**WORK TO COMPLETE:**
The number of lines holding "lane" is all you should give; count them in the records below.

Segment Start: GIVEN DATA

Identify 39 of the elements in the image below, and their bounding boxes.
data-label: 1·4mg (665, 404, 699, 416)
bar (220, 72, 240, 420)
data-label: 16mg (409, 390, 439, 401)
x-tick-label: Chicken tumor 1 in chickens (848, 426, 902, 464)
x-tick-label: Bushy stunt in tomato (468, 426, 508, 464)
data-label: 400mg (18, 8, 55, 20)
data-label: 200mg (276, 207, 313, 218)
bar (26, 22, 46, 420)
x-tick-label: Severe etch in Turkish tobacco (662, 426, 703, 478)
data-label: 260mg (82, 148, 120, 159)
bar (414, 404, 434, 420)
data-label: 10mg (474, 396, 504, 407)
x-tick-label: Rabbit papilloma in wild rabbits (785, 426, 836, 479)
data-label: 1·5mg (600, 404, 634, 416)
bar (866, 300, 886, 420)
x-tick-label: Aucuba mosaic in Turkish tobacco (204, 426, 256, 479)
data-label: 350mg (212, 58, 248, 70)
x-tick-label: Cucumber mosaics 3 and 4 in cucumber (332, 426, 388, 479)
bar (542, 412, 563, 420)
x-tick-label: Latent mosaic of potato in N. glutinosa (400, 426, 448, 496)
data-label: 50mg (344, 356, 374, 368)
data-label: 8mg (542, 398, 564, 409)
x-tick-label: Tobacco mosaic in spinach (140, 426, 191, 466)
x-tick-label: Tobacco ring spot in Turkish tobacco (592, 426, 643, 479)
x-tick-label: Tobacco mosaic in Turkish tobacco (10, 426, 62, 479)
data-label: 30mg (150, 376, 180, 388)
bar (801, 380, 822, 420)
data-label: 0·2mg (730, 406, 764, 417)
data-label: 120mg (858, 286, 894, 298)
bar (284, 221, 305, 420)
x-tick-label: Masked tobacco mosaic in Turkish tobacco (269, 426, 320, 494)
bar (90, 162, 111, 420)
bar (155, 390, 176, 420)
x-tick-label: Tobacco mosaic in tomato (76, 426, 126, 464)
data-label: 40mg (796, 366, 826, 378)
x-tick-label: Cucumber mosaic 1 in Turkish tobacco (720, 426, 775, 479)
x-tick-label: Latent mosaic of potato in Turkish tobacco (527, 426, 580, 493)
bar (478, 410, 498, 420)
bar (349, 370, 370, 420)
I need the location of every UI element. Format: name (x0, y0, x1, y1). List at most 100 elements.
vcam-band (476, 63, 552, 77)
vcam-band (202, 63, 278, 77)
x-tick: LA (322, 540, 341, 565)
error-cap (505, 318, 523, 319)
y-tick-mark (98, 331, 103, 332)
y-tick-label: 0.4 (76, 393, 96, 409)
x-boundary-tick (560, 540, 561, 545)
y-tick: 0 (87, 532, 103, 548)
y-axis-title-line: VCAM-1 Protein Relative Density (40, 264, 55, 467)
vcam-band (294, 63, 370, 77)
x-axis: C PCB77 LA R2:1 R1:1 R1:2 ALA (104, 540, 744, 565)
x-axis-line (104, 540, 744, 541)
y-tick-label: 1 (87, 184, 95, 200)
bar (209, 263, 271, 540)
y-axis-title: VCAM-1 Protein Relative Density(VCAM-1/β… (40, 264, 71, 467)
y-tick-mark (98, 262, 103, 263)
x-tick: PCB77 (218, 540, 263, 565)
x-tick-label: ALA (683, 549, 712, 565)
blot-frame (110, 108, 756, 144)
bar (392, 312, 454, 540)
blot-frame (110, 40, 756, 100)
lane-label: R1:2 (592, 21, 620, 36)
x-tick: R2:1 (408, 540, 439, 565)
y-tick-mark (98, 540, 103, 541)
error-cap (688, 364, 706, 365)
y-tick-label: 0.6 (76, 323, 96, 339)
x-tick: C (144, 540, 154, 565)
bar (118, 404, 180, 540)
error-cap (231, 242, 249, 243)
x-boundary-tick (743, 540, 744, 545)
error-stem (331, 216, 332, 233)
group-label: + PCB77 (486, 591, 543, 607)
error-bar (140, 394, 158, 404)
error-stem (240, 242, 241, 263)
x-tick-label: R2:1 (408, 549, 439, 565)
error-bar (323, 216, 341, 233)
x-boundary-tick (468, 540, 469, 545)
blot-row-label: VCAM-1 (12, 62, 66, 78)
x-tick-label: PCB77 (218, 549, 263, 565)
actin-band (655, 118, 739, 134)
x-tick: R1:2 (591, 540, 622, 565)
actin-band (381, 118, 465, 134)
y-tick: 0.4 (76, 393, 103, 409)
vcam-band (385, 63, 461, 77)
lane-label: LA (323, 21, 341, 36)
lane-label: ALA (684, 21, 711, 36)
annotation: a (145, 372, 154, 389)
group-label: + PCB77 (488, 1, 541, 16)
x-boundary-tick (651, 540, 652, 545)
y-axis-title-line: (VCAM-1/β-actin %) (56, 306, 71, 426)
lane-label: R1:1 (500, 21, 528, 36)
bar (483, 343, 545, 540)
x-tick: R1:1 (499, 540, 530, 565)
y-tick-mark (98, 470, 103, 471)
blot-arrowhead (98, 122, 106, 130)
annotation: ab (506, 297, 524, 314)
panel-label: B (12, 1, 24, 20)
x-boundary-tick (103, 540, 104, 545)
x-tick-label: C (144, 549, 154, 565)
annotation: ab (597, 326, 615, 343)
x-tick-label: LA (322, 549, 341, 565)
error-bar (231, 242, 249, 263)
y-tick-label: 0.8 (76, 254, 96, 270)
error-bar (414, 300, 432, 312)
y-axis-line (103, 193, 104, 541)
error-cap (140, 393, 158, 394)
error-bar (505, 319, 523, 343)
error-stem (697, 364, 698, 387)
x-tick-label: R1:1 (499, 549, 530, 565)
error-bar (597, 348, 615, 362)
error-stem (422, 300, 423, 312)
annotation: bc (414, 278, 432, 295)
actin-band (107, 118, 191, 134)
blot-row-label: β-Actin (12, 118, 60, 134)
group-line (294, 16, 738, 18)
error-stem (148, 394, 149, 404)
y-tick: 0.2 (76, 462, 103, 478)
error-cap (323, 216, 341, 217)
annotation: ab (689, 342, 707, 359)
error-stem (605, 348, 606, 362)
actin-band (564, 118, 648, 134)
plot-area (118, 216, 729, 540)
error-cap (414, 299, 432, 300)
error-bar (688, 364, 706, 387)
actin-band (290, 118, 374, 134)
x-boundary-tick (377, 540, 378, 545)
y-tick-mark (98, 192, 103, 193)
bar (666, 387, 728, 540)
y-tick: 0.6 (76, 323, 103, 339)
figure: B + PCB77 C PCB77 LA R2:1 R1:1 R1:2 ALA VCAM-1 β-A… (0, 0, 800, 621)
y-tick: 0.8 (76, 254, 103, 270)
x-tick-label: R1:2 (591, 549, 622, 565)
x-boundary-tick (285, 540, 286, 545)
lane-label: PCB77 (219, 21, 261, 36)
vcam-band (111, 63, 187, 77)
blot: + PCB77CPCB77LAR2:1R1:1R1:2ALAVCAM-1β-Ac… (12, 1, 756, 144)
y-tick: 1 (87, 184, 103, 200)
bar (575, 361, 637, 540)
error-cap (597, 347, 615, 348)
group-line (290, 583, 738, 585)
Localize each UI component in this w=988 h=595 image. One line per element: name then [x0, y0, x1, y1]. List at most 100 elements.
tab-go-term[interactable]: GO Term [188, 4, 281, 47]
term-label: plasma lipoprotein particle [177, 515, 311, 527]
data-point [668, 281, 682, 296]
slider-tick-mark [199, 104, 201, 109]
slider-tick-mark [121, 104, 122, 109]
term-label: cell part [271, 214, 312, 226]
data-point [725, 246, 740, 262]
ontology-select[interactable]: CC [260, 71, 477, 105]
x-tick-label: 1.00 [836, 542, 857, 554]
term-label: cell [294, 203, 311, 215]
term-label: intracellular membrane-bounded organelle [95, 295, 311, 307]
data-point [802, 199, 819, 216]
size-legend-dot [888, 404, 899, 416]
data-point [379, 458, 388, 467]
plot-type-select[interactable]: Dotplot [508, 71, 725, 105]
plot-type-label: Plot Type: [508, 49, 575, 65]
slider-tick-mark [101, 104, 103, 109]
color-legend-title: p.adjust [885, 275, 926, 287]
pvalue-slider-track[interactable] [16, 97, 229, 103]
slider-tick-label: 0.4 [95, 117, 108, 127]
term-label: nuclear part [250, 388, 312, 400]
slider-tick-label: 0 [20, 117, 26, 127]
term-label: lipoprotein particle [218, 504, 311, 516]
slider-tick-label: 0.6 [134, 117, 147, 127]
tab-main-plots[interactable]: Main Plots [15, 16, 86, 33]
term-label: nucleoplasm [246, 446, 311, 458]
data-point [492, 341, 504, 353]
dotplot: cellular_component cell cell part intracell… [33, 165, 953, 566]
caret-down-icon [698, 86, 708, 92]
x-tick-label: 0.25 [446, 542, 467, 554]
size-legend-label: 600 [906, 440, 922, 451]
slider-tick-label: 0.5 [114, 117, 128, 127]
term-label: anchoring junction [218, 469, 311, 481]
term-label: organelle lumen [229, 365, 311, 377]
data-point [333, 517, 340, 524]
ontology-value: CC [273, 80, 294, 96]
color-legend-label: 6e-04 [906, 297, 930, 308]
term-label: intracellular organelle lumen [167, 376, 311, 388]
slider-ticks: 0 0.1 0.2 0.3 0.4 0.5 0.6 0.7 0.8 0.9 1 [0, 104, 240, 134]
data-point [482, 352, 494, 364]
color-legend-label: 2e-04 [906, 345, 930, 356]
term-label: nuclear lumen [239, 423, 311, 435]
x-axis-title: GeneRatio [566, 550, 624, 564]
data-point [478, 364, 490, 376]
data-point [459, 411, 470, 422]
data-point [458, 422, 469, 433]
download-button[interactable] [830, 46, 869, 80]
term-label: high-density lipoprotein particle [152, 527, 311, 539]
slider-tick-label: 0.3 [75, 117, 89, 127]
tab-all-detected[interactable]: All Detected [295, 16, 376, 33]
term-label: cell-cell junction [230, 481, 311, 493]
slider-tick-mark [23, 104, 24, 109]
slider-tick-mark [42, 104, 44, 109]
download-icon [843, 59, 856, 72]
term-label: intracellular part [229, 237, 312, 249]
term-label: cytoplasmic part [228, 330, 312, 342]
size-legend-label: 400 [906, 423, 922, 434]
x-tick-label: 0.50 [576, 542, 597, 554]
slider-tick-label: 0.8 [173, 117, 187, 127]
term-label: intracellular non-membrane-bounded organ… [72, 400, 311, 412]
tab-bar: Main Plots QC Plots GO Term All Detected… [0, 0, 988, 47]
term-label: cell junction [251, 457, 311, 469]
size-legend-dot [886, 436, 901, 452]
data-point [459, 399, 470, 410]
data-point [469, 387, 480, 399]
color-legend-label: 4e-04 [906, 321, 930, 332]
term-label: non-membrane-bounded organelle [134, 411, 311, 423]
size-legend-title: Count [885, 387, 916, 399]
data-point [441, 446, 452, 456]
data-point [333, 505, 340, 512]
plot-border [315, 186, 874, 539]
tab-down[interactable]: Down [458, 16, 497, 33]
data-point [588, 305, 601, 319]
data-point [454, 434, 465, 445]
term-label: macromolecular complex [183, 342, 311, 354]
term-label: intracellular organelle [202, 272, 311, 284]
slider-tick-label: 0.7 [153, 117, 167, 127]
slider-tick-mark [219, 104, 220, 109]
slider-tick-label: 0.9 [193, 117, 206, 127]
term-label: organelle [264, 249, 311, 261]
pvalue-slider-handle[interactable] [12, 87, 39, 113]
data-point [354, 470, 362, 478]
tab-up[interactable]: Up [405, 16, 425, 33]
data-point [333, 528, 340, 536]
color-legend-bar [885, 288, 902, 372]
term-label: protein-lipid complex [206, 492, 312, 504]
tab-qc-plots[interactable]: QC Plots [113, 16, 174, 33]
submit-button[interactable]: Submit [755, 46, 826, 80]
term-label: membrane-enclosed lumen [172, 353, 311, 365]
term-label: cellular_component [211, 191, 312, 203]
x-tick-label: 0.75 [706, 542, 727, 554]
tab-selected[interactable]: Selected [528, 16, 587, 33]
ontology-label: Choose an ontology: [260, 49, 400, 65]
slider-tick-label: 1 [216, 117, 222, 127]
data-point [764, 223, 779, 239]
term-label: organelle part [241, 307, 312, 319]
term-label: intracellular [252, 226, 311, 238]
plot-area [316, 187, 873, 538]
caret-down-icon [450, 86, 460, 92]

Segment End: GIVEN DATA

**RESPONSE AREA:**
5